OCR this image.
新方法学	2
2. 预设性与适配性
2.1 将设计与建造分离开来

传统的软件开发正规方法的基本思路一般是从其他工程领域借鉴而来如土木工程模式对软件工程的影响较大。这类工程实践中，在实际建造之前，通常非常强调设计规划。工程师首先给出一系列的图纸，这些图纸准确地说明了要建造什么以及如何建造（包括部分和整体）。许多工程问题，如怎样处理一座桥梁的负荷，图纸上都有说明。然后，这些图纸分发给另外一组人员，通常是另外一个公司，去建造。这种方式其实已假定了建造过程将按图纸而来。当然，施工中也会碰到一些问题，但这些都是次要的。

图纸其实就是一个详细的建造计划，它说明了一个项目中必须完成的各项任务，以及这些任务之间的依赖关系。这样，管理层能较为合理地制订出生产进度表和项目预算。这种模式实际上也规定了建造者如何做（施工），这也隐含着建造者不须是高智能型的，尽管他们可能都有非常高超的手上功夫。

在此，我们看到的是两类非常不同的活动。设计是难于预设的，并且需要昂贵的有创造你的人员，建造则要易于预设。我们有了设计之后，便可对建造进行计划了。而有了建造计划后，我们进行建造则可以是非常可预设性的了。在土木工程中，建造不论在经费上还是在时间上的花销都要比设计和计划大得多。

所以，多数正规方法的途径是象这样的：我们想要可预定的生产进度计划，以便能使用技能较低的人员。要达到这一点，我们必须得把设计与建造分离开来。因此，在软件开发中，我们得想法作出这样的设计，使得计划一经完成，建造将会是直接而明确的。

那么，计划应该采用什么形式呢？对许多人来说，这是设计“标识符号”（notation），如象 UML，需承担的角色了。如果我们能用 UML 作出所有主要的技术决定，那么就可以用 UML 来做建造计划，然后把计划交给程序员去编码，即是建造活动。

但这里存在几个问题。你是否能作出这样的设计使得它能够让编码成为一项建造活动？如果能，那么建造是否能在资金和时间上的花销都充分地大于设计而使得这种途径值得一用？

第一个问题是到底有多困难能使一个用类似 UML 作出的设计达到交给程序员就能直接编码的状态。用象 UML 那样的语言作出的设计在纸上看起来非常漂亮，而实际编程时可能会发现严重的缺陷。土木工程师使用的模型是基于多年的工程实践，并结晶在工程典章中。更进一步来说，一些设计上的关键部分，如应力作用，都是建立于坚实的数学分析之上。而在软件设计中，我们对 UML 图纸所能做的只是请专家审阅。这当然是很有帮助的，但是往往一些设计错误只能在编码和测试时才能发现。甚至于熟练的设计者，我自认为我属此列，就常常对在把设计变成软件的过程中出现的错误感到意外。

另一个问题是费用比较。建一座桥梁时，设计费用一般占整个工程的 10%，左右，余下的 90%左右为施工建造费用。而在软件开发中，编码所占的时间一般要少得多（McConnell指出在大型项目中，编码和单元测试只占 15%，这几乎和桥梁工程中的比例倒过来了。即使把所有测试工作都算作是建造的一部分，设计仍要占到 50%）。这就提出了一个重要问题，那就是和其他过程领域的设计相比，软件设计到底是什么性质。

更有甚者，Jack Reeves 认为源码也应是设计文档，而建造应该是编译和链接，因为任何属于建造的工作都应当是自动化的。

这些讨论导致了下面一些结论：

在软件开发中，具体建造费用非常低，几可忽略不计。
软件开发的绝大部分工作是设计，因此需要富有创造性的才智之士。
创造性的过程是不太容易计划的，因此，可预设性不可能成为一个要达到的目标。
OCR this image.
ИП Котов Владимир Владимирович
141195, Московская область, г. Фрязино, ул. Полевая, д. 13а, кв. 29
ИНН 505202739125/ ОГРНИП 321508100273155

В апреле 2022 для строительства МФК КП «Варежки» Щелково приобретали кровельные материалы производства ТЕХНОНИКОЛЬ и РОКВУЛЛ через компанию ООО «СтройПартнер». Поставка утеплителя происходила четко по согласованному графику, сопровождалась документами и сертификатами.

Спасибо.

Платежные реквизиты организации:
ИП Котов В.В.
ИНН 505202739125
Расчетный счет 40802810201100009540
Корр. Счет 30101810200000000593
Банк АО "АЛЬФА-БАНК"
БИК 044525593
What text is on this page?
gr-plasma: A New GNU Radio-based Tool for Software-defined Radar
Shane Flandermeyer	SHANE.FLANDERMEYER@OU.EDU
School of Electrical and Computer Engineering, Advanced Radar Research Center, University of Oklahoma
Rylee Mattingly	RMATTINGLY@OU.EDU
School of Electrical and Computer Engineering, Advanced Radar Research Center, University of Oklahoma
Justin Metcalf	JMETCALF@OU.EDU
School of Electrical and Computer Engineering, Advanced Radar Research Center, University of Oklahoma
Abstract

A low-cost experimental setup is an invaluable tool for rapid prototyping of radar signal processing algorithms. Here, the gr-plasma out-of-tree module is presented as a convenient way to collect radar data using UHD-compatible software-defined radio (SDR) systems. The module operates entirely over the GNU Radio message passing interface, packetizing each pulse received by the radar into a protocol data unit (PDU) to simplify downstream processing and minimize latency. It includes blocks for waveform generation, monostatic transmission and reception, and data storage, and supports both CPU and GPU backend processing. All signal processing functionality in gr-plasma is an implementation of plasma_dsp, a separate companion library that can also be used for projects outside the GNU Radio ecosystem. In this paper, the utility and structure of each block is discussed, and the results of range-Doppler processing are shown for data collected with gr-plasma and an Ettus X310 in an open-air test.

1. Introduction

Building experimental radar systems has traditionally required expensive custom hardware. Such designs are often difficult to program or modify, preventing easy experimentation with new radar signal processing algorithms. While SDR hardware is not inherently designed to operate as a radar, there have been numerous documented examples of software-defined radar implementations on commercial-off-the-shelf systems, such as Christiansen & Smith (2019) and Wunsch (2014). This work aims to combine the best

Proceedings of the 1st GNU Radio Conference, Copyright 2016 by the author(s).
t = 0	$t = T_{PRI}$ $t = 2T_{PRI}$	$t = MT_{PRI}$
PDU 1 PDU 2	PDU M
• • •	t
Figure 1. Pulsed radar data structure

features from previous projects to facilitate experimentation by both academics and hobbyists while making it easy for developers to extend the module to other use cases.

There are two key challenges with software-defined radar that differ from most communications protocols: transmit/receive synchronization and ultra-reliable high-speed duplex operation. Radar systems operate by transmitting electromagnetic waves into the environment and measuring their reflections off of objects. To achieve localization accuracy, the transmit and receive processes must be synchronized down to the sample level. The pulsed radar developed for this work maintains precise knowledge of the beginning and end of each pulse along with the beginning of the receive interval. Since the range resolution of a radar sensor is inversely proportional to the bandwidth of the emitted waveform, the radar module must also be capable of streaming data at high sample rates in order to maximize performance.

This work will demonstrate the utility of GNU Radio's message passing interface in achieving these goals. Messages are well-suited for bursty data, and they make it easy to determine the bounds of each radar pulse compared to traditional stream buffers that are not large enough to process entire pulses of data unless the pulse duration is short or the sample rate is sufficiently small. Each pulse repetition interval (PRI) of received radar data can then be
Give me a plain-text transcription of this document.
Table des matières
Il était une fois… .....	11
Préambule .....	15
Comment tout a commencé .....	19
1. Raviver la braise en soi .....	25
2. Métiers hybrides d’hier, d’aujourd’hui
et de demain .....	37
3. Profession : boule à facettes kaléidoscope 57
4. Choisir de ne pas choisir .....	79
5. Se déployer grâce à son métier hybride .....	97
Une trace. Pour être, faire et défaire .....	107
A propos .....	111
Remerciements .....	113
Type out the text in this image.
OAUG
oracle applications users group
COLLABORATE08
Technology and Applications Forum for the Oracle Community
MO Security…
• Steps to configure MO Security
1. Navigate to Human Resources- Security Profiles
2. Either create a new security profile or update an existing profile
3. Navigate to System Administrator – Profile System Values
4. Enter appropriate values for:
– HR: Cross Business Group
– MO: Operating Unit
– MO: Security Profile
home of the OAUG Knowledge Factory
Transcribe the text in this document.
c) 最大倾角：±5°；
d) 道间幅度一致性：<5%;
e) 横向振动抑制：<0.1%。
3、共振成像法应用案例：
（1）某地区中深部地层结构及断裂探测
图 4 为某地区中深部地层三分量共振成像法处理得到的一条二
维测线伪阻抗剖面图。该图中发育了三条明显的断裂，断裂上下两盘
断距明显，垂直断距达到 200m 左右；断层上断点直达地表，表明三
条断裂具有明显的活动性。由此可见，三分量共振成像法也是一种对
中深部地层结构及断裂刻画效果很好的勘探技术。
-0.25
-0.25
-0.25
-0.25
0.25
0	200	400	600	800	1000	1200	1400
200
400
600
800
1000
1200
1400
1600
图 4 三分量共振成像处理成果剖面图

§ AIM: Go through the listing above and list every line that has the word "OAUG".

§ FULL RESPONSE:
OAUG
home of the OAUG Knowledge Factory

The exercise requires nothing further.